_TASK TO COMPLETE_: Write the entries below out again exactly; any picture in them stays out.

_DATA EXCERPTS_:
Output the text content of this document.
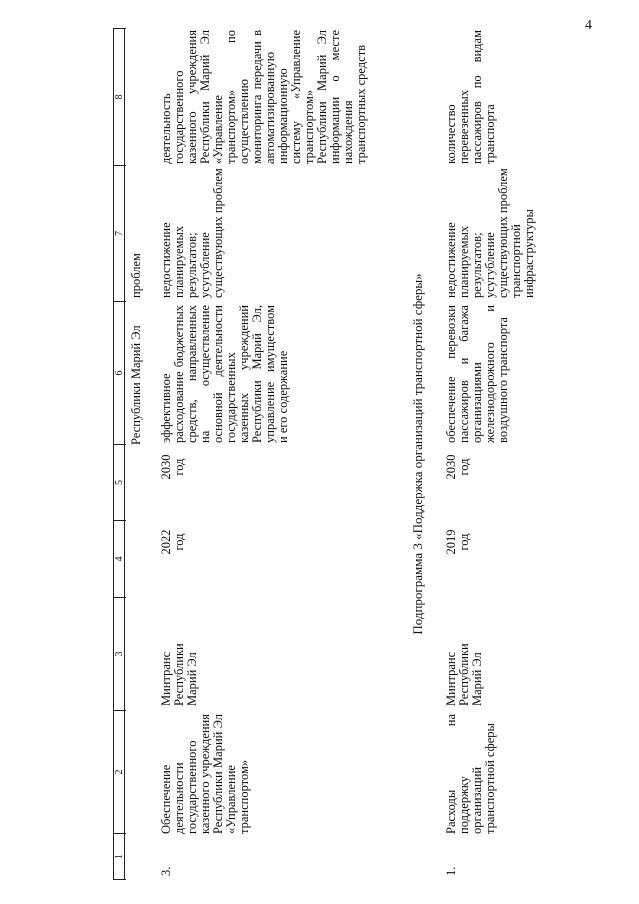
4
1
2
3
4
5
6
7
8
Республики Марий Эл
проблем
3.
Обеспечение деятельности государственного казенного учреждения Республики Марий Эл «Управление транспортом»
Минтранс Республики Марий Эл
2022 год
2030 год
эффективное расходование бюджетных средств, направленных на осуществление основной деятельности государственных казенных учреждений Республики Марий Эл, управление имуществом и его содержание
недостижение планируемых результатов; усугубление существующих проблем
деятельность государственного казенного учреждения Республики Марий Эл «Управление транспортом» по осуществлению мониторинга передачи в автоматизированную информационную систему «Управление транспортом» Республики Марий Эл информации о месте нахождения транспортных средств
Подпрограмма 3 «Поддержка организаций транспортной сферы»
1.
Расходы на поддержку организаций транспортной сферы
Минтранс Республики Марий Эл
2019 год
2030 год
обеспечение перевозки пассажиров и багажа организациями железнодорожного и воздушного транспорта
недостижение планируемых результатов; усугубление существующих проблем транспортной инфраструктуры
количество перевезенных пассажиров по видам транспорта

_TASK RESPONSE_:
Output the text content of this document.
4
1
2
3
4
5
6
7
8
Республики Марий Эл
проблем
3.
Обеспечение деятельности государственного казенного учреждения Республики Марий Эл «Управление транспортом»
Минтранс Республики Марий Эл
2022 год
2030 год
эффективное расходование бюджетных средств, направленных на осуществление основной деятельности государственных казенных учреждений Республики Марий Эл, управление имуществом и его содержание
недостижение планируемых результатов; усугубление существующих проблем
деятельность государственного казенного учреждения Республики Марий Эл «Управление транспортом» по осуществлению мониторинга передачи в автоматизированную информационную систему «Управление транспортом» Республики Марий Эл информации о месте нахождения транспортных средств
Подпрограмма 3 «Поддержка организаций транспортной сферы»
1.
Расходы на поддержку организаций транспортной сферы
Минтранс Республики Марий Эл
2019 год
2030 год
обеспечение перевозки пассажиров и багажа организациями железнодорожного и воздушного транспорта
недостижение планируемых результатов; усугубление существующих проблем транспортной инфраструктуры
количество перевезенных пассажиров по видам транспорта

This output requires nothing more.